**DATA SECTION:**
——

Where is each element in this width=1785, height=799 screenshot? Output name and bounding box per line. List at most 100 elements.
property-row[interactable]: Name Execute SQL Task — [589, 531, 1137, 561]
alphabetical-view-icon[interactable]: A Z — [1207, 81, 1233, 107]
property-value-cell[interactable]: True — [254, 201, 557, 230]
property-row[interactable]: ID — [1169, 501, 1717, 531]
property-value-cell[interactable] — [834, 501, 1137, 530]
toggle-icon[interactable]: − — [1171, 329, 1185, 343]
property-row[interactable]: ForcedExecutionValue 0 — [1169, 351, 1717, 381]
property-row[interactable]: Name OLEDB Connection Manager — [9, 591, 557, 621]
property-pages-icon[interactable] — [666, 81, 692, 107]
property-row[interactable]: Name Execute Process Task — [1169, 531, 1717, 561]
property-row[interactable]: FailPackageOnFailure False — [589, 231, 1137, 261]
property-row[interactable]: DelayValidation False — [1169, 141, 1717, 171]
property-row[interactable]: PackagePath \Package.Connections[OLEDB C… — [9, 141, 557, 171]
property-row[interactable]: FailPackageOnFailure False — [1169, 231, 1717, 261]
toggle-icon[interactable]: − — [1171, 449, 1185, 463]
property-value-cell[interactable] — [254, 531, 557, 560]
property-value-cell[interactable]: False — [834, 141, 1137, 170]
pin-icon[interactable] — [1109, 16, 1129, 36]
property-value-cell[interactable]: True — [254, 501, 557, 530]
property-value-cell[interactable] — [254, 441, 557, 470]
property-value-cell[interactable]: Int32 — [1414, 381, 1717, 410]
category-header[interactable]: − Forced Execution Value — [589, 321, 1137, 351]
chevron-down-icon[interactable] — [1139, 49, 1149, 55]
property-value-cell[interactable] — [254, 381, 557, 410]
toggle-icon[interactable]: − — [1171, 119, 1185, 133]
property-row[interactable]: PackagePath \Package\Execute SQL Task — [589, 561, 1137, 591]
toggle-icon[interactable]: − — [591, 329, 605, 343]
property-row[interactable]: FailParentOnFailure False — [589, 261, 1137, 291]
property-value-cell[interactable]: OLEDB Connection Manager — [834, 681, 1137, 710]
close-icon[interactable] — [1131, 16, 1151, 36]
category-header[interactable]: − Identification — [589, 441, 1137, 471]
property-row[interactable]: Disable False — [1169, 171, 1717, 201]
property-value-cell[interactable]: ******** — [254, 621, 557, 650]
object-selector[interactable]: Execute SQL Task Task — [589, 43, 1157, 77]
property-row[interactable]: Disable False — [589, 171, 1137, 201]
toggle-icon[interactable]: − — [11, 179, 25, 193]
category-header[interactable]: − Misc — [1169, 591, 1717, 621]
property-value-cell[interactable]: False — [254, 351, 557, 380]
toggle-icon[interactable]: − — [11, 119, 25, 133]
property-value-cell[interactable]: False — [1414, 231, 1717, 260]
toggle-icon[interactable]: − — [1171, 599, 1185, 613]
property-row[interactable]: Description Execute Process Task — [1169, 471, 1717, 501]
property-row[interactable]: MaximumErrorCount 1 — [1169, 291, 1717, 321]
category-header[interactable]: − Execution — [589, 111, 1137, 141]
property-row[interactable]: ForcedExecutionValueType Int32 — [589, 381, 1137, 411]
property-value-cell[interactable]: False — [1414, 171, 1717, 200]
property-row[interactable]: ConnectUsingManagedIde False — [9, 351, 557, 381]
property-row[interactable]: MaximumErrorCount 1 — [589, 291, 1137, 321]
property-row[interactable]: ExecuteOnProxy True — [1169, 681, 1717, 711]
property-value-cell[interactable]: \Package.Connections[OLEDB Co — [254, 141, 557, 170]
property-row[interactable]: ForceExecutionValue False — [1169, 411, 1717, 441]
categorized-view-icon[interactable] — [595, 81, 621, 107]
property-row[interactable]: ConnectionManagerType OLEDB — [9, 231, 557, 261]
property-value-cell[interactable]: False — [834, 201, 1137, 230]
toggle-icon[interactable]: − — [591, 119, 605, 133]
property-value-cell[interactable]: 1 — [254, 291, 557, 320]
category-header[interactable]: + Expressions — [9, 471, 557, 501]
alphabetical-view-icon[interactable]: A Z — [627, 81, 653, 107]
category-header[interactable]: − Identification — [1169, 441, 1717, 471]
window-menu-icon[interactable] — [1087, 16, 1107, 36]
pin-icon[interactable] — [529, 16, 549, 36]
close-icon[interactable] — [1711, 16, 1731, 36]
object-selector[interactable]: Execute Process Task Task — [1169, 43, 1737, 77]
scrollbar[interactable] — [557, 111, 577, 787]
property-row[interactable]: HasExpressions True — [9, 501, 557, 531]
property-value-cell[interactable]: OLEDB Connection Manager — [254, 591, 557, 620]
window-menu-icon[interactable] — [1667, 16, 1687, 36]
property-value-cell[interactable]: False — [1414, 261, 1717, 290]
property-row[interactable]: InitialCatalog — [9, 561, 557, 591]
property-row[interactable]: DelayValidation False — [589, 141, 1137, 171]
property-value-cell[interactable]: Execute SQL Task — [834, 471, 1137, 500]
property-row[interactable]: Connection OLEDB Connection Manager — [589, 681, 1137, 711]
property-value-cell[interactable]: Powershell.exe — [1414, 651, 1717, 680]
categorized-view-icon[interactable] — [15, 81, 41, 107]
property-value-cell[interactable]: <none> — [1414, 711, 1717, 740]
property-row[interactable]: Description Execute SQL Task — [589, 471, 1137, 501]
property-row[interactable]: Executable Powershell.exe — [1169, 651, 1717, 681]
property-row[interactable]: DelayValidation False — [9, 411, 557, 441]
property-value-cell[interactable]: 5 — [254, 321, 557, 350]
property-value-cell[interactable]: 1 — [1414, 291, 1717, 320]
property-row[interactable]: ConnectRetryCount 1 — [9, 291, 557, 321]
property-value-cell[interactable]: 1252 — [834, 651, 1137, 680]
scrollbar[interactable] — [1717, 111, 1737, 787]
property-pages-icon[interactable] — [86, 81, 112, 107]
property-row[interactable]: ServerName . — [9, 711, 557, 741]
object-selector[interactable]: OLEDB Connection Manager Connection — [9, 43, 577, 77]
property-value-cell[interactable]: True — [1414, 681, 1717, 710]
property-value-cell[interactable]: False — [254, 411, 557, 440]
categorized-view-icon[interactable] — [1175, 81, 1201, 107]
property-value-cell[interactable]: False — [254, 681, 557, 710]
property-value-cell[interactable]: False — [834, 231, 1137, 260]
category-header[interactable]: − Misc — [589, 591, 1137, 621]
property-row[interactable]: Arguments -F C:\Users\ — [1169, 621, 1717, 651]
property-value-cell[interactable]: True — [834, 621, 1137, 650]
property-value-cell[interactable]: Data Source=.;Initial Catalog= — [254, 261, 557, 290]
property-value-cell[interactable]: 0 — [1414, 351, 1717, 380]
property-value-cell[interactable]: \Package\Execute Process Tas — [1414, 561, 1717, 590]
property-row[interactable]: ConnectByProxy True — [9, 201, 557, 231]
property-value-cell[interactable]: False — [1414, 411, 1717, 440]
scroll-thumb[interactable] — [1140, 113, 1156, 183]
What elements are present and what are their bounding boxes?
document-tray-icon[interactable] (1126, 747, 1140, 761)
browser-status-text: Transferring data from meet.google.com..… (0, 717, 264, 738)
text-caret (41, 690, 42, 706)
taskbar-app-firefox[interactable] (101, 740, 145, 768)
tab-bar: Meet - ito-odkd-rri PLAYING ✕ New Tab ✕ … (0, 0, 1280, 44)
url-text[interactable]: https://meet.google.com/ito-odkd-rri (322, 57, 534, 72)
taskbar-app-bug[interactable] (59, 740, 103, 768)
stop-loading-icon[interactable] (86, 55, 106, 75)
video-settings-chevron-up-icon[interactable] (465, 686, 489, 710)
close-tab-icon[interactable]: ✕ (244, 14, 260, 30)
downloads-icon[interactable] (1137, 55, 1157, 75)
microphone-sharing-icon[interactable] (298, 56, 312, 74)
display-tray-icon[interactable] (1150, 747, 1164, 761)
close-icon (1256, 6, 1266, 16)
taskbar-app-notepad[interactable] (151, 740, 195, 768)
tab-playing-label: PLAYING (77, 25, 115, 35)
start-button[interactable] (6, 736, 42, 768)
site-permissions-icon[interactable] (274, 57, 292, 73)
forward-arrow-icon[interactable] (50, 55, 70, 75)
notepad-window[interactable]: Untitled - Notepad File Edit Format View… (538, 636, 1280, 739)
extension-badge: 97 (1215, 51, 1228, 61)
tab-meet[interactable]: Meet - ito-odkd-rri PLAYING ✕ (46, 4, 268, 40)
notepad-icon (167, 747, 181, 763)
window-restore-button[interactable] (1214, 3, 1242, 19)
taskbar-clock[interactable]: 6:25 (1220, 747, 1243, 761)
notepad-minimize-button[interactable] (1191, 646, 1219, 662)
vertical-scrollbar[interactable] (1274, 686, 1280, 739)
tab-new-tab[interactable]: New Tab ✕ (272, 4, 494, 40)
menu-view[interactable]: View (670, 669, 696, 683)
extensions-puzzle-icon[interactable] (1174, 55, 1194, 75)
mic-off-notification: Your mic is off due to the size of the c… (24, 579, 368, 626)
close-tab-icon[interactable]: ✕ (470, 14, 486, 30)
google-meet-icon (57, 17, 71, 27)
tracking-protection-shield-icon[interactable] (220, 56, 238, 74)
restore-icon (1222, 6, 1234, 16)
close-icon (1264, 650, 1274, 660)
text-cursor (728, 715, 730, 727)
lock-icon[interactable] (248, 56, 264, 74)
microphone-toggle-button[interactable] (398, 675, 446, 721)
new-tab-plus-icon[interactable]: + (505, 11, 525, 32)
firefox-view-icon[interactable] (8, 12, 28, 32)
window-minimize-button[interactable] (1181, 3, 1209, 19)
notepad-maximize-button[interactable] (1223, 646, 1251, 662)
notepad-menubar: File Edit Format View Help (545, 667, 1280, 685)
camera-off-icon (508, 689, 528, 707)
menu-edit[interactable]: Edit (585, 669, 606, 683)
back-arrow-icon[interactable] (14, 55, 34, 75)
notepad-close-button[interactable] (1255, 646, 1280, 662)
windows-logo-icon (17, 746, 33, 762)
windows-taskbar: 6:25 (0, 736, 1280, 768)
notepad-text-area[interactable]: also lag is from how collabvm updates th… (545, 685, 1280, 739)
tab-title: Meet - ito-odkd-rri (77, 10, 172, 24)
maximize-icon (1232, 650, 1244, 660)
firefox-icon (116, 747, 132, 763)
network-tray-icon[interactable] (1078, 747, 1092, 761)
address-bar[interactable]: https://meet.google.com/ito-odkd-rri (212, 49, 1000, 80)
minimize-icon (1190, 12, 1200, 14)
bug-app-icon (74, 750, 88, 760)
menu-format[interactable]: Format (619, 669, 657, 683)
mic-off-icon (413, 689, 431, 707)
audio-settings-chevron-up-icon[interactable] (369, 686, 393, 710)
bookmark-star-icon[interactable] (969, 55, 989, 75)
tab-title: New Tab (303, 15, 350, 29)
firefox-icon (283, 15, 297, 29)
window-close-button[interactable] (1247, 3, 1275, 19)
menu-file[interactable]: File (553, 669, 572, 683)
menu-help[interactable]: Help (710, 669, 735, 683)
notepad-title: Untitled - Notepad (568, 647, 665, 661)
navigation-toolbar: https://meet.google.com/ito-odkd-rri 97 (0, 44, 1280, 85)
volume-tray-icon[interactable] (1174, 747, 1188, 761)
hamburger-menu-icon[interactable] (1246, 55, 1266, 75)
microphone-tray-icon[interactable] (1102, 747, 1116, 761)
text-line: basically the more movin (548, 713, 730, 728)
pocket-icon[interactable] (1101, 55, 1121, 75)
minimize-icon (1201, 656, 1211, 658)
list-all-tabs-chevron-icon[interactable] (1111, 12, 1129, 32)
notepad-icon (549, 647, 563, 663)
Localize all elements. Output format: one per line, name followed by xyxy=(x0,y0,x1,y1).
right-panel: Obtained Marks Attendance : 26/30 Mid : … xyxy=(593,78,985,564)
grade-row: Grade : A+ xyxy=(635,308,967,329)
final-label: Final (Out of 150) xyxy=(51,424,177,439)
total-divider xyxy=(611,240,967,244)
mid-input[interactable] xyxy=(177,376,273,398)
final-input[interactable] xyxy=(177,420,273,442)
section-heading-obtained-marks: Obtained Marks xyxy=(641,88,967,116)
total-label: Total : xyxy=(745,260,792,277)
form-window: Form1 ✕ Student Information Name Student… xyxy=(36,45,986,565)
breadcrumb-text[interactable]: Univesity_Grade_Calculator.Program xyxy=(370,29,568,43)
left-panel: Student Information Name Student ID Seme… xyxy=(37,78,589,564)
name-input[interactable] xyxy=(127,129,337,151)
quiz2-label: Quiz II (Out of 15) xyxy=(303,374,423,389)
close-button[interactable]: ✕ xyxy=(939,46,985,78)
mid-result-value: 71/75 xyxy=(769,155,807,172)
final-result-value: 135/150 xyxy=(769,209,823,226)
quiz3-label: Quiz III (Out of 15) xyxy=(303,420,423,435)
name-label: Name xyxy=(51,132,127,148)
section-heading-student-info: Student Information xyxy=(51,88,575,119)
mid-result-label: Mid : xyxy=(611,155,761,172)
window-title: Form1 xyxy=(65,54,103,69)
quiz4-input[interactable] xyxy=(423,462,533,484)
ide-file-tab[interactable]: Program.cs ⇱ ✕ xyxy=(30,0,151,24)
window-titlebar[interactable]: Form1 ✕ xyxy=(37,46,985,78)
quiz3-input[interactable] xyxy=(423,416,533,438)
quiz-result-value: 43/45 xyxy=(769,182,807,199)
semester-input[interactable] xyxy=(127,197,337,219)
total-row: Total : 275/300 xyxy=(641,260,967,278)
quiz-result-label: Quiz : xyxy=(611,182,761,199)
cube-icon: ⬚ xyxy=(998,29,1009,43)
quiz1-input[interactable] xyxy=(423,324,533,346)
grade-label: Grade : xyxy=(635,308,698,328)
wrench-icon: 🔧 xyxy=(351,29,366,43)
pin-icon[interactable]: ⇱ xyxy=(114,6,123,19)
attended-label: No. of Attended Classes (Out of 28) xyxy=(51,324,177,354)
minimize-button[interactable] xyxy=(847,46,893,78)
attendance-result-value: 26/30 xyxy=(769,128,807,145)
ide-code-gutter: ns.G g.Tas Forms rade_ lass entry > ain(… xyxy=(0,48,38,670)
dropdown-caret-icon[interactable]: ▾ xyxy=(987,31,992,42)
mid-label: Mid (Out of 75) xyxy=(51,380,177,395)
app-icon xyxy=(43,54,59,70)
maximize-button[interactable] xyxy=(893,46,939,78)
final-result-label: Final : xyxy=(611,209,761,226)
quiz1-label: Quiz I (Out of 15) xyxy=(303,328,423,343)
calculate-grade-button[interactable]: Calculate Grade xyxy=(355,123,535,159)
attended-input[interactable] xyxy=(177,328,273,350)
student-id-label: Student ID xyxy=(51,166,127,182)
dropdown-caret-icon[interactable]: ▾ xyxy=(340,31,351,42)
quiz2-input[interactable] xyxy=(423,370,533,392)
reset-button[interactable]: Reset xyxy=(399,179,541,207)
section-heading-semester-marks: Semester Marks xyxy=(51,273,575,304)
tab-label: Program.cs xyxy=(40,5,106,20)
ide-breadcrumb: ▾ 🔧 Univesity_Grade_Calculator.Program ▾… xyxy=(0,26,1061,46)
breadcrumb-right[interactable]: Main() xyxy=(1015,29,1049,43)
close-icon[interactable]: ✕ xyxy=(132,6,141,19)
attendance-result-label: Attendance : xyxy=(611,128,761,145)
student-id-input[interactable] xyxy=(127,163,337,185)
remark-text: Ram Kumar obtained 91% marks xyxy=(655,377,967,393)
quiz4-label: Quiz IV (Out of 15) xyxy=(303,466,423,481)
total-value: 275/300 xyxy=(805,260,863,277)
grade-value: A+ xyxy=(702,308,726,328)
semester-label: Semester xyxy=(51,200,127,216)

——

**INSTRUCTIONS TO FOLLOW:**
Print the lines exactly as they appear, starting with the line that begins the records and going on through the line with "property-value-cell[interactable]: True — [254, 201, 557, 230]".

**CORRECT RESULT:**
Where is each element in this width=1785, height=799 screenshot? Output name and bounding box per line. List at most 100 elements.
property-row[interactable]: Name Execute SQL Task — [589, 531, 1137, 561]
alphabetical-view-icon[interactable]: A Z — [1207, 81, 1233, 107]
property-value-cell[interactable]: True — [254, 201, 557, 230]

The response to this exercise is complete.